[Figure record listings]
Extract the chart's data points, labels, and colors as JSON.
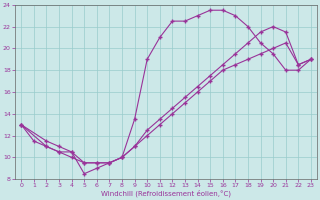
{
  "xlabel": "Windchill (Refroidissement éolien,°C)",
  "bg_color": "#cce8e8",
  "line_color": "#993399",
  "grid_color": "#99cccc",
  "xlim": [
    -0.5,
    23.5
  ],
  "ylim": [
    8,
    24
  ],
  "xticks": [
    0,
    1,
    2,
    3,
    4,
    5,
    6,
    7,
    8,
    9,
    10,
    11,
    12,
    13,
    14,
    15,
    16,
    17,
    18,
    19,
    20,
    21,
    22,
    23
  ],
  "yticks": [
    8,
    10,
    12,
    14,
    16,
    18,
    20,
    22,
    24
  ],
  "curve1_x": [
    0,
    1,
    2,
    3,
    4,
    5,
    6,
    7,
    8,
    9,
    10,
    11,
    12,
    13,
    14,
    15,
    16,
    17,
    18,
    19,
    20,
    21,
    22,
    23
  ],
  "curve1_y": [
    13.0,
    11.5,
    11.0,
    10.5,
    10.5,
    8.5,
    9.0,
    9.5,
    10.0,
    13.5,
    19.0,
    21.0,
    22.5,
    22.5,
    23.0,
    23.5,
    23.5,
    23.0,
    22.0,
    20.5,
    19.5,
    18.0,
    18.0,
    19.0
  ],
  "curve2_x": [
    0,
    2,
    3,
    4,
    5,
    6,
    7,
    8,
    9,
    10,
    11,
    12,
    13,
    14,
    15,
    16,
    17,
    18,
    19,
    20,
    21,
    22,
    23
  ],
  "curve2_y": [
    13.0,
    11.0,
    10.5,
    10.0,
    9.5,
    9.5,
    9.5,
    10.0,
    11.0,
    12.5,
    13.5,
    14.5,
    15.5,
    16.5,
    17.5,
    18.5,
    19.5,
    20.5,
    21.5,
    22.0,
    21.5,
    18.5,
    19.0
  ],
  "curve3_x": [
    0,
    2,
    3,
    4,
    5,
    6,
    7,
    8,
    9,
    10,
    11,
    12,
    13,
    14,
    15,
    16,
    17,
    18,
    19,
    20,
    21,
    22,
    23
  ],
  "curve3_y": [
    13.0,
    11.5,
    11.0,
    10.5,
    9.5,
    9.5,
    9.5,
    10.0,
    11.0,
    12.0,
    13.0,
    14.0,
    15.0,
    16.0,
    17.0,
    18.0,
    18.5,
    19.0,
    19.5,
    20.0,
    20.5,
    18.5,
    19.0
  ]
}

> [WHAT TO WORK ON] Exact duplication of all the records is required; pictures are omitted from the copy.

> [EXERCISE RESULT]
Extract the chart's data points, labels, and colors as JSON.
{
  "xlabel": "Windchill (Refroidissement éolien,°C)",
  "bg_color": "#cce8e8",
  "line_color": "#993399",
  "grid_color": "#99cccc",
  "xlim": [
    -0.5,
    23.5
  ],
  "ylim": [
    8,
    24
  ],
  "xticks": [
    0,
    1,
    2,
    3,
    4,
    5,
    6,
    7,
    8,
    9,
    10,
    11,
    12,
    13,
    14,
    15,
    16,
    17,
    18,
    19,
    20,
    21,
    22,
    23
  ],
  "yticks": [
    8,
    10,
    12,
    14,
    16,
    18,
    20,
    22,
    24
  ],
  "curve1_x": [
    0,
    1,
    2,
    3,
    4,
    5,
    6,
    7,
    8,
    9,
    10,
    11,
    12,
    13,
    14,
    15,
    16,
    17,
    18,
    19,
    20,
    21,
    22,
    23
  ],
  "curve1_y": [
    13.0,
    11.5,
    11.0,
    10.5,
    10.5,
    8.5,
    9.0,
    9.5,
    10.0,
    13.5,
    19.0,
    21.0,
    22.5,
    22.5,
    23.0,
    23.5,
    23.5,
    23.0,
    22.0,
    20.5,
    19.5,
    18.0,
    18.0,
    19.0
  ],
  "curve2_x": [
    0,
    2,
    3,
    4,
    5,
    6,
    7,
    8,
    9,
    10,
    11,
    12,
    13,
    14,
    15,
    16,
    17,
    18,
    19,
    20,
    21,
    22,
    23
  ],
  "curve2_y": [
    13.0,
    11.0,
    10.5,
    10.0,
    9.5,
    9.5,
    9.5,
    10.0,
    11.0,
    12.5,
    13.5,
    14.5,
    15.5,
    16.5,
    17.5,
    18.5,
    19.5,
    20.5,
    21.5,
    22.0,
    21.5,
    18.5,
    19.0
  ],
  "curve3_x": [
    0,
    2,
    3,
    4,
    5,
    6,
    7,
    8,
    9,
    10,
    11,
    12,
    13,
    14,
    15,
    16,
    17,
    18,
    19,
    20,
    21,
    22,
    23
  ],
  "curve3_y": [
    13.0,
    11.5,
    11.0,
    10.5,
    9.5,
    9.5,
    9.5,
    10.0,
    11.0,
    12.0,
    13.0,
    14.0,
    15.0,
    16.0,
    17.0,
    18.0,
    18.5,
    19.0,
    19.5,
    20.0,
    20.5,
    18.5,
    19.0
  ]
}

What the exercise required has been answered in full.